Set task:
All entries are to be quoted exactly; the images stay out of the copy.

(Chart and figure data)
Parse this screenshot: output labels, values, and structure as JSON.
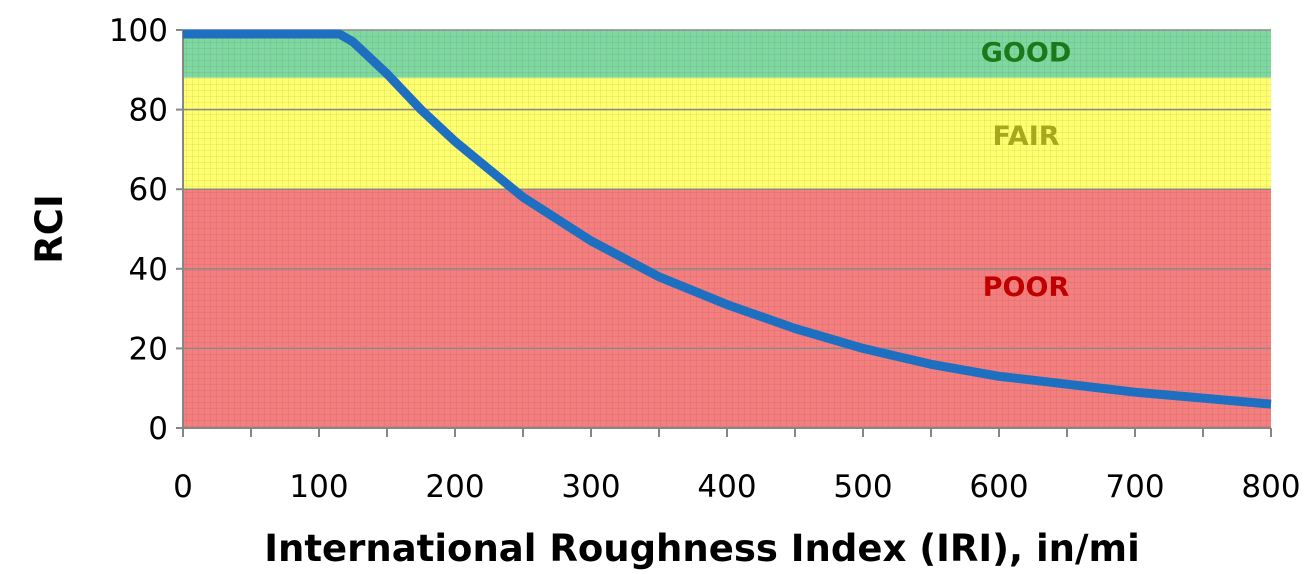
{
  "chart_data": {
    "type": "line",
    "title": "",
    "xlabel": "International Roughness Index (IRI), in/mi",
    "ylabel": "RCI",
    "xlim": [
      0,
      800
    ],
    "ylim": [
      0,
      100
    ],
    "xticks": [
      "0",
      "100",
      "200",
      "300",
      "400",
      "500",
      "600",
      "700",
      "800"
    ],
    "yticks": [
      "0",
      "20",
      "40",
      "60",
      "80",
      "100"
    ],
    "grid": true,
    "legend": "none",
    "bands": [
      {
        "label": "GOOD",
        "y_from": 88,
        "y_to": 100,
        "color": "#7fd8a0",
        "label_color": "#1a7a1a"
      },
      {
        "label": "FAIR",
        "y_from": 60,
        "y_to": 88,
        "color": "#ffff70",
        "label_color": "#a8a81e"
      },
      {
        "label": "POOR",
        "y_from": 0,
        "y_to": 60,
        "color": "#f57f7f",
        "label_color": "#c00000"
      }
    ],
    "series": [
      {
        "color": "#1f6fc1",
        "x": [
          0,
          50,
          100,
          115,
          125,
          150,
          175,
          200,
          225,
          250,
          300,
          350,
          400,
          450,
          500,
          550,
          600,
          650,
          700,
          750,
          800
        ],
        "y": [
          99,
          99,
          99,
          99,
          97,
          89,
          80,
          72,
          65,
          58,
          47,
          38,
          31,
          25,
          20,
          16,
          13,
          11,
          9,
          7.5,
          6
        ]
      }
    ]
  }
}
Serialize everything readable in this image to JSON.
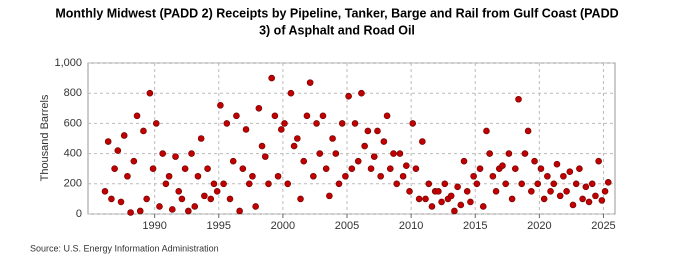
{
  "chart_data": {
    "type": "scatter",
    "title": [
      "Monthly Midwest (PADD 2) Receipts by Pipeline, Tanker, Barge and Rail from Gulf Coast (PADD",
      "3) of Asphalt and Road Oil"
    ],
    "y_label": "Thousand Barrels",
    "source": "Source: U.S. Energy Information Administration",
    "color": "#c00000",
    "grid": true,
    "xlim": [
      1984.8,
      2025.9
    ],
    "xticks": [
      1990,
      1995,
      2000,
      2005,
      2010,
      2015,
      2020,
      2025
    ],
    "ylim": [
      0,
      1000
    ],
    "yticks": [
      0,
      200,
      400,
      600,
      800,
      {
        "value": 1000,
        "label": "1,000"
      }
    ],
    "x": [
      1986.125,
      1986.375,
      1986.625,
      1986.875,
      1987.125,
      1987.375,
      1987.625,
      1987.875,
      1988.125,
      1988.375,
      1988.625,
      1988.875,
      1989.125,
      1989.375,
      1989.625,
      1989.875,
      1990.125,
      1990.375,
      1990.625,
      1990.875,
      1991.125,
      1991.375,
      1991.625,
      1991.875,
      1992.125,
      1992.375,
      1992.625,
      1992.875,
      1993.125,
      1993.375,
      1993.625,
      1993.875,
      1994.125,
      1994.375,
      1994.625,
      1994.875,
      1995.125,
      1995.375,
      1995.625,
      1995.875,
      1996.125,
      1996.375,
      1996.625,
      1996.875,
      1997.125,
      1997.375,
      1997.625,
      1997.875,
      1998.125,
      1998.375,
      1998.625,
      1998.875,
      1999.125,
      1999.375,
      1999.625,
      1999.875,
      2000.125,
      2000.375,
      2000.625,
      2000.875,
      2001.125,
      2001.375,
      2001.625,
      2001.875,
      2002.125,
      2002.375,
      2002.625,
      2002.875,
      2003.125,
      2003.375,
      2003.625,
      2003.875,
      2004.125,
      2004.375,
      2004.625,
      2004.875,
      2005.125,
      2005.375,
      2005.625,
      2005.875,
      2006.125,
      2006.375,
      2006.625,
      2006.875,
      2007.125,
      2007.375,
      2007.625,
      2007.875,
      2008.125,
      2008.375,
      2008.625,
      2008.875,
      2009.125,
      2009.375,
      2009.625,
      2009.875,
      2010.125,
      2010.375,
      2010.625,
      2010.875,
      2011.125,
      2011.375,
      2011.625,
      2011.875,
      2012.125,
      2012.375,
      2012.625,
      2012.875,
      2013.125,
      2013.375,
      2013.625,
      2013.875,
      2014.125,
      2014.375,
      2014.625,
      2014.875,
      2015.125,
      2015.375,
      2015.625,
      2015.875,
      2016.125,
      2016.375,
      2016.625,
      2016.875,
      2017.125,
      2017.375,
      2017.625,
      2017.875,
      2018.125,
      2018.375,
      2018.625,
      2018.875,
      2019.125,
      2019.375,
      2019.625,
      2019.875,
      2020.125,
      2020.375,
      2020.625,
      2020.875,
      2021.125,
      2021.375,
      2021.625,
      2021.875,
      2022.125,
      2022.375,
      2022.625,
      2022.875,
      2023.125,
      2023.375,
      2023.625,
      2023.875,
      2024.125,
      2024.375,
      2024.625,
      2024.875,
      2025.125,
      2025.375
    ],
    "y": [
      150,
      480,
      100,
      300,
      420,
      80,
      520,
      250,
      10,
      350,
      650,
      20,
      550,
      100,
      800,
      300,
      600,
      50,
      400,
      200,
      250,
      30,
      380,
      150,
      100,
      300,
      20,
      400,
      50,
      250,
      500,
      120,
      300,
      100,
      200,
      150,
      720,
      200,
      600,
      100,
      350,
      650,
      20,
      300,
      560,
      200,
      250,
      50,
      700,
      450,
      380,
      200,
      900,
      650,
      250,
      560,
      600,
      200,
      800,
      450,
      500,
      100,
      350,
      650,
      870,
      250,
      600,
      400,
      650,
      300,
      120,
      500,
      400,
      200,
      600,
      250,
      780,
      300,
      600,
      350,
      800,
      450,
      550,
      300,
      380,
      550,
      250,
      480,
      650,
      300,
      400,
      200,
      400,
      250,
      320,
      150,
      600,
      300,
      100,
      480,
      100,
      200,
      50,
      150,
      150,
      80,
      200,
      100,
      120,
      20,
      180,
      60,
      350,
      150,
      80,
      250,
      200,
      300,
      50,
      550,
      400,
      250,
      150,
      300,
      320,
      200,
      400,
      100,
      300,
      760,
      200,
      400,
      550,
      150,
      350,
      200,
      300,
      100,
      250,
      150,
      200,
      330,
      120,
      250,
      150,
      280,
      60,
      200,
      300,
      100,
      180,
      80,
      200,
      120,
      350,
      90,
      150,
      210
    ]
  }
}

Final answer:
Parse this screenshot: output labels, values, and structure as JSON.
{
  "chart_data": {
    "type": "line",
    "title": "",
    "xlabel": "International Roughness Index (IRI), in/mi",
    "ylabel": "RCI",
    "xlim": [
      0,
      800
    ],
    "ylim": [
      0,
      100
    ],
    "xticks": [
      "0",
      "100",
      "200",
      "300",
      "400",
      "500",
      "600",
      "700",
      "800"
    ],
    "yticks": [
      "0",
      "20",
      "40",
      "60",
      "80",
      "100"
    ],
    "grid": true,
    "legend": "none",
    "bands": [
      {
        "label": "GOOD",
        "y_from": 88,
        "y_to": 100,
        "color": "#7fd8a0",
        "label_color": "#1a7a1a"
      },
      {
        "label": "FAIR",
        "y_from": 60,
        "y_to": 88,
        "color": "#ffff70",
        "label_color": "#a8a81e"
      },
      {
        "label": "POOR",
        "y_from": 0,
        "y_to": 60,
        "color": "#f57f7f",
        "label_color": "#c00000"
      }
    ],
    "series": [
      {
        "color": "#1f6fc1",
        "x": [
          0,
          50,
          100,
          115,
          125,
          150,
          175,
          200,
          225,
          250,
          300,
          350,
          400,
          450,
          500,
          550,
          600,
          650,
          700,
          750,
          800
        ],
        "y": [
          99,
          99,
          99,
          99,
          97,
          89,
          80,
          72,
          65,
          58,
          47,
          38,
          31,
          25,
          20,
          16,
          13,
          11,
          9,
          7.5,
          6
        ]
      }
    ]
  }
}
Serialize everything readable in this image to JSON.
{
  "chart_data": {
    "type": "scatter",
    "title": [
      "Monthly Midwest (PADD 2) Receipts by Pipeline, Tanker, Barge and Rail from Gulf Coast (PADD",
      "3) of Asphalt and Road Oil"
    ],
    "y_label": "Thousand Barrels",
    "source": "Source: U.S. Energy Information Administration",
    "color": "#c00000",
    "grid": true,
    "xlim": [
      1984.8,
      2025.9
    ],
    "xticks": [
      1990,
      1995,
      2000,
      2005,
      2010,
      2015,
      2020,
      2025
    ],
    "ylim": [
      0,
      1000
    ],
    "yticks": [
      0,
      200,
      400,
      600,
      800,
      {
        "value": 1000,
        "label": "1,000"
      }
    ],
    "x": [
      1986.125,
      1986.375,
      1986.625,
      1986.875,
      1987.125,
      1987.375,
      1987.625,
      1987.875,
      1988.125,
      1988.375,
      1988.625,
      1988.875,
      1989.125,
      1989.375,
      1989.625,
      1989.875,
      1990.125,
      1990.375,
      1990.625,
      1990.875,
      1991.125,
      1991.375,
      1991.625,
      1991.875,
      1992.125,
      1992.375,
      1992.625,
      1992.875,
      1993.125,
      1993.375,
      1993.625,
      1993.875,
      1994.125,
      1994.375,
      1994.625,
      1994.875,
      1995.125,
      1995.375,
      1995.625,
      1995.875,
      1996.125,
      1996.375,
      1996.625,
      1996.875,
      1997.125,
      1997.375,
      1997.625,
      1997.875,
      1998.125,
      1998.375,
      1998.625,
      1998.875,
      1999.125,
      1999.375,
      1999.625,
      1999.875,
      2000.125,
      2000.375,
      2000.625,
      2000.875,
      2001.125,
      2001.375,
      2001.625,
      2001.875,
      2002.125,
      2002.375,
      2002.625,
      2002.875,
      2003.125,
      2003.375,
      2003.625,
      2003.875,
      2004.125,
      2004.375,
      2004.625,
      2004.875,
      2005.125,
      2005.375,
      2005.625,
      2005.875,
      2006.125,
      2006.375,
      2006.625,
      2006.875,
      2007.125,
      2007.375,
      2007.625,
      2007.875,
      2008.125,
      2008.375,
      2008.625,
      2008.875,
      2009.125,
      2009.375,
      2009.625,
      2009.875,
      2010.125,
      2010.375,
      2010.625,
      2010.875,
      2011.125,
      2011.375,
      2011.625,
      2011.875,
      2012.125,
      2012.375,
      2012.625,
      2012.875,
      2013.125,
      2013.375,
      2013.625,
      2013.875,
      2014.125,
      2014.375,
      2014.625,
      2014.875,
      2015.125,
      2015.375,
      2015.625,
      2015.875,
      2016.125,
      2016.375,
      2016.625,
      2016.875,
      2017.125,
      2017.375,
      2017.625,
      2017.875,
      2018.125,
      2018.375,
      2018.625,
      2018.875,
      2019.125,
      2019.375,
      2019.625,
      2019.875,
      2020.125,
      2020.375,
      2020.625,
      2020.875,
      2021.125,
      2021.375,
      2021.625,
      2021.875,
      2022.125,
      2022.375,
      2022.625,
      2022.875,
      2023.125,
      2023.375,
      2023.625,
      2023.875,
      2024.125,
      2024.375,
      2024.625,
      2024.875,
      2025.125,
      2025.375
    ],
    "y": [
      150,
      480,
      100,
      300,
      420,
      80,
      520,
      250,
      10,
      350,
      650,
      20,
      550,
      100,
      800,
      300,
      600,
      50,
      400,
      200,
      250,
      30,
      380,
      150,
      100,
      300,
      20,
      400,
      50,
      250,
      500,
      120,
      300,
      100,
      200,
      150,
      720,
      200,
      600,
      100,
      350,
      650,
      20,
      300,
      560,
      200,
      250,
      50,
      700,
      450,
      380,
      200,
      900,
      650,
      250,
      560,
      600,
      200,
      800,
      450,
      500,
      100,
      350,
      650,
      870,
      250,
      600,
      400,
      650,
      300,
      120,
      500,
      400,
      200,
      600,
      250,
      780,
      300,
      600,
      350,
      800,
      450,
      550,
      300,
      380,
      550,
      250,
      480,
      650,
      300,
      400,
      200,
      400,
      250,
      320,
      150,
      600,
      300,
      100,
      480,
      100,
      200,
      50,
      150,
      150,
      80,
      200,
      100,
      120,
      20,
      180,
      60,
      350,
      150,
      80,
      250,
      200,
      300,
      50,
      550,
      400,
      250,
      150,
      300,
      320,
      200,
      400,
      100,
      300,
      760,
      200,
      400,
      550,
      150,
      350,
      200,
      300,
      100,
      250,
      150,
      200,
      330,
      120,
      250,
      150,
      280,
      60,
      200,
      300,
      100,
      180,
      80,
      200,
      120,
      350,
      90,
      150,
      210
    ]
  }
}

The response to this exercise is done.